(Data records)
━━━━━━

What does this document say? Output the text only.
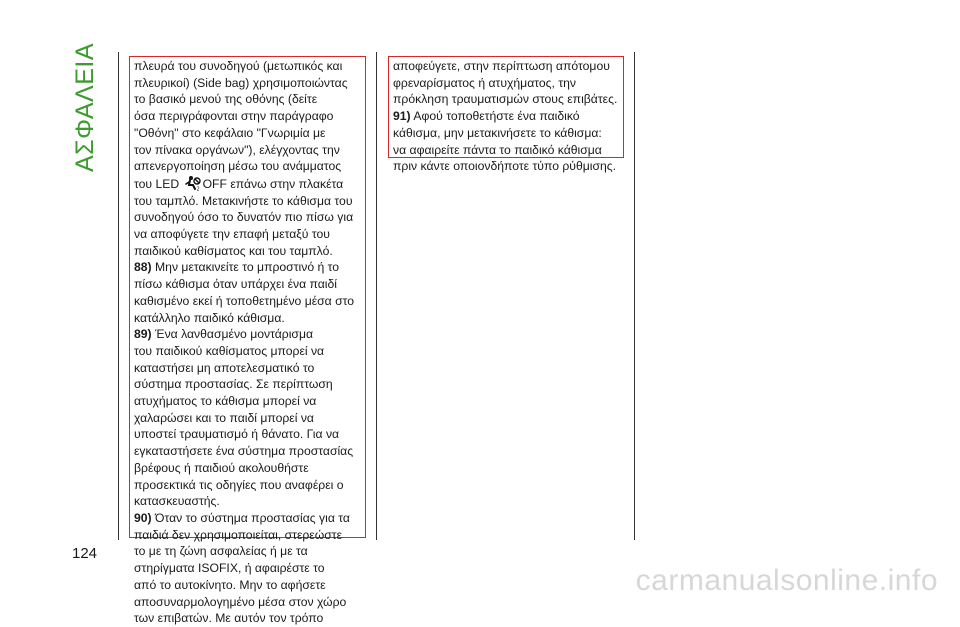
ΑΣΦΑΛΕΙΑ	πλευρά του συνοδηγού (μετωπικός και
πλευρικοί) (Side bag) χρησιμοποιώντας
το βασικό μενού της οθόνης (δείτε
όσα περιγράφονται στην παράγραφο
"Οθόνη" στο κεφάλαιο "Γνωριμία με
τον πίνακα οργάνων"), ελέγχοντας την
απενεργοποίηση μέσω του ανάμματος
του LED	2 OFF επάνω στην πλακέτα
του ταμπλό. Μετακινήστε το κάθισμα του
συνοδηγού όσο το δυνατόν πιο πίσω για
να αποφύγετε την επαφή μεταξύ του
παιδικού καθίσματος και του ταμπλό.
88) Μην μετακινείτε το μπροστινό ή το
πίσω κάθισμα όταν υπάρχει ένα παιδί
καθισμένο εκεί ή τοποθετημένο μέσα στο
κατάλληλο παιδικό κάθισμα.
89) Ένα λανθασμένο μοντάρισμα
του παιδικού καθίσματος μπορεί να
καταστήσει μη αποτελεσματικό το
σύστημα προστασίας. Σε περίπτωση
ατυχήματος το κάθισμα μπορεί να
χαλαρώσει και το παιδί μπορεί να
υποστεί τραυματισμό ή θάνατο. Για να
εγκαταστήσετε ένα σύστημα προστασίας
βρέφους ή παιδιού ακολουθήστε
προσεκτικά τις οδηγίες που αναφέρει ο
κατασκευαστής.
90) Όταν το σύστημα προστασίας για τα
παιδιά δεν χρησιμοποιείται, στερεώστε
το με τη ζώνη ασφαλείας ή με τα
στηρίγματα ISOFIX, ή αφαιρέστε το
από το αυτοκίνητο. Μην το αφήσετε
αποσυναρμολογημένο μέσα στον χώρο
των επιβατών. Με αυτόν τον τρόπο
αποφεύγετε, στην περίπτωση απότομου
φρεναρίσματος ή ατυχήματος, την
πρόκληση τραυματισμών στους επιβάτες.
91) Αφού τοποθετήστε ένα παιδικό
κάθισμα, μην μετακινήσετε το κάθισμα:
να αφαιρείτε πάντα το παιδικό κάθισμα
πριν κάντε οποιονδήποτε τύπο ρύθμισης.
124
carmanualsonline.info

━━━━━━

_Requirement_
Give back every line exactly as it stands, pictures excluded.

_Solution to the problem_
What does this document say? Output the text only.
ΑΣΦΑΛΕΙΑ	πλευρά του συνοδηγού (μετωπικός και
πλευρικοί) (Side bag) χρησιμοποιώντας
το βασικό μενού της οθόνης (δείτε
όσα περιγράφονται στην παράγραφο
"Οθόνη" στο κεφάλαιο "Γνωριμία με
τον πίνακα οργάνων"), ελέγχοντας την
απενεργοποίηση μέσω του ανάμματος
του LED	2 OFF επάνω στην πλακέτα
του ταμπλό. Μετακινήστε το κάθισμα του
συνοδηγού όσο το δυνατόν πιο πίσω για
να αποφύγετε την επαφή μεταξύ του
παιδικού καθίσματος και του ταμπλό.
88) Μην μετακινείτε το μπροστινό ή το
πίσω κάθισμα όταν υπάρχει ένα παιδί
καθισμένο εκεί ή τοποθετημένο μέσα στο
κατάλληλο παιδικό κάθισμα.
89) Ένα λανθασμένο μοντάρισμα
του παιδικού καθίσματος μπορεί να
καταστήσει μη αποτελεσματικό το
σύστημα προστασίας. Σε περίπτωση
ατυχήματος το κάθισμα μπορεί να
χαλαρώσει και το παιδί μπορεί να
υποστεί τραυματισμό ή θάνατο. Για να
εγκαταστήσετε ένα σύστημα προστασίας
βρέφους ή παιδιού ακολουθήστε
προσεκτικά τις οδηγίες που αναφέρει ο
κατασκευαστής.
90) Όταν το σύστημα προστασίας για τα
παιδιά δεν χρησιμοποιείται, στερεώστε
το με τη ζώνη ασφαλείας ή με τα
στηρίγματα ISOFIX, ή αφαιρέστε το
από το αυτοκίνητο. Μην το αφήσετε
αποσυναρμολογημένο μέσα στον χώρο
των επιβατών. Με αυτόν τον τρόπο
αποφεύγετε, στην περίπτωση απότομου
φρεναρίσματος ή ατυχήματος, την
πρόκληση τραυματισμών στους επιβάτες.
91) Αφού τοποθετήστε ένα παιδικό
κάθισμα, μην μετακινήσετε το κάθισμα:
να αφαιρείτε πάντα το παιδικό κάθισμα
πριν κάντε οποιονδήποτε τύπο ρύθμισης.
124
carmanualsonline.info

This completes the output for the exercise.